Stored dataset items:
□ □ □ □ □ □ □

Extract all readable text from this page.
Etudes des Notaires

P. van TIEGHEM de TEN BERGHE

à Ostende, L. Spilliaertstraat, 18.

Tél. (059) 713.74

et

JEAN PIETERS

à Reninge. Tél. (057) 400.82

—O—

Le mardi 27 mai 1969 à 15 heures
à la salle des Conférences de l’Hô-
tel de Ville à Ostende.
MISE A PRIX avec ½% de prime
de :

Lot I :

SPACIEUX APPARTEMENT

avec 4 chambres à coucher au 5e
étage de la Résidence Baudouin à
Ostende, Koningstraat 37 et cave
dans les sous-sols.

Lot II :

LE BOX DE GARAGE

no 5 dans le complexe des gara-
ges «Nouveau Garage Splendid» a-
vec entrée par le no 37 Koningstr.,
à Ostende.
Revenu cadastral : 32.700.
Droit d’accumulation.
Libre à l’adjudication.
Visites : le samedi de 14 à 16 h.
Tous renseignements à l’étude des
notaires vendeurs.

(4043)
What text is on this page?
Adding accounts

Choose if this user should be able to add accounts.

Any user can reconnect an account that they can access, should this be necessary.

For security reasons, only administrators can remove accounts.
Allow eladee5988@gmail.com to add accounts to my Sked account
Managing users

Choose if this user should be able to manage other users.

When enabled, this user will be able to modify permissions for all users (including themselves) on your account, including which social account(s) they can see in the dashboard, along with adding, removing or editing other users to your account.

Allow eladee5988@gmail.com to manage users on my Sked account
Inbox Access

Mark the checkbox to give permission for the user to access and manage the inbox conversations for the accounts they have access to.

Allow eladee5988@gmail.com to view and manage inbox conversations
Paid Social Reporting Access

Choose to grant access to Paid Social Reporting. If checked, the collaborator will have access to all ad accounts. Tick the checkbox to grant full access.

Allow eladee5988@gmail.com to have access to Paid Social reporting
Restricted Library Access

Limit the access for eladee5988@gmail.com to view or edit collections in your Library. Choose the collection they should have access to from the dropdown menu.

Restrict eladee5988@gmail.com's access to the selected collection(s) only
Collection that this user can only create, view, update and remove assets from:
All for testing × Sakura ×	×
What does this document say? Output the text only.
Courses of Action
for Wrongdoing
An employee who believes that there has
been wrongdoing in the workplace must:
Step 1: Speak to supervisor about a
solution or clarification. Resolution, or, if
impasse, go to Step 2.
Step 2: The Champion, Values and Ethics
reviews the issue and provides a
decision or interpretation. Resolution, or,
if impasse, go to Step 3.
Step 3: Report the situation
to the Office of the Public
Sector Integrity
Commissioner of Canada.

□ □ □ □ □ □ □

- **Exercise requirements**
Every entry in the listing must be retyped exactly.

- **Full solution**
Extract all readable text from this page.
Etudes des Notaires

P. van TIEGHEM de TEN BERGHE

à Ostende, L. Spilliaertstraat, 18.

Tél. (059) 713.74

et

JEAN PIETERS

à Reninge. Tél. (057) 400.82

—O—

Le mardi 27 mai 1969 à 15 heures
à la salle des Conférences de l’Hô-
tel de Ville à Ostende.
MISE A PRIX avec ½% de prime
de :

Lot I :

SPACIEUX APPARTEMENT

avec 4 chambres à coucher au 5e
étage de la Résidence Baudouin à
Ostende, Koningstraat 37 et cave
dans les sous-sols.

Lot II :

LE BOX DE GARAGE

no 5 dans le complexe des gara-
ges «Nouveau Garage Splendid» a-
vec entrée par le no 37 Koningstr.,
à Ostende.
Revenu cadastral : 32.700.
Droit d’accumulation.
Libre à l’adjudication.
Visites : le samedi de 14 à 16 h.
Tous renseignements à l’étude des
notaires vendeurs.

(4043)
What text is on this page?
Adding accounts

Choose if this user should be able to add accounts.

Any user can reconnect an account that they can access, should this be necessary.

For security reasons, only administrators can remove accounts.
Allow eladee5988@gmail.com to add accounts to my Sked account
Managing users

Choose if this user should be able to manage other users.

When enabled, this user will be able to modify permissions for all users (including themselves) on your account, including which social account(s) they can see in the dashboard, along with adding, removing or editing other users to your account.

Allow eladee5988@gmail.com to manage users on my Sked account
Inbox Access

Mark the checkbox to give permission for the user to access and manage the inbox conversations for the accounts they have access to.

Allow eladee5988@gmail.com to view and manage inbox conversations
Paid Social Reporting Access

Choose to grant access to Paid Social Reporting. If checked, the collaborator will have access to all ad accounts. Tick the checkbox to grant full access.

Allow eladee5988@gmail.com to have access to Paid Social reporting
Restricted Library Access

Limit the access for eladee5988@gmail.com to view or edit collections in your Library. Choose the collection they should have access to from the dropdown menu.

Restrict eladee5988@gmail.com's access to the selected collection(s) only
Collection that this user can only create, view, update and remove assets from:
All for testing × Sakura ×	×
What does this document say? Output the text only.
Courses of Action
for Wrongdoing
An employee who believes that there has
been wrongdoing in the workplace must:
Step 1: Speak to supervisor about a
solution or clarification. Resolution, or, if
impasse, go to Step 2.
Step 2: The Champion, Values and Ethics
reviews the issue and provides a
decision or interpretation. Resolution, or,
if impasse, go to Step 3.
Step 3: Report the situation
to the Office of the Public
Sector Integrity
Commissioner of Canada.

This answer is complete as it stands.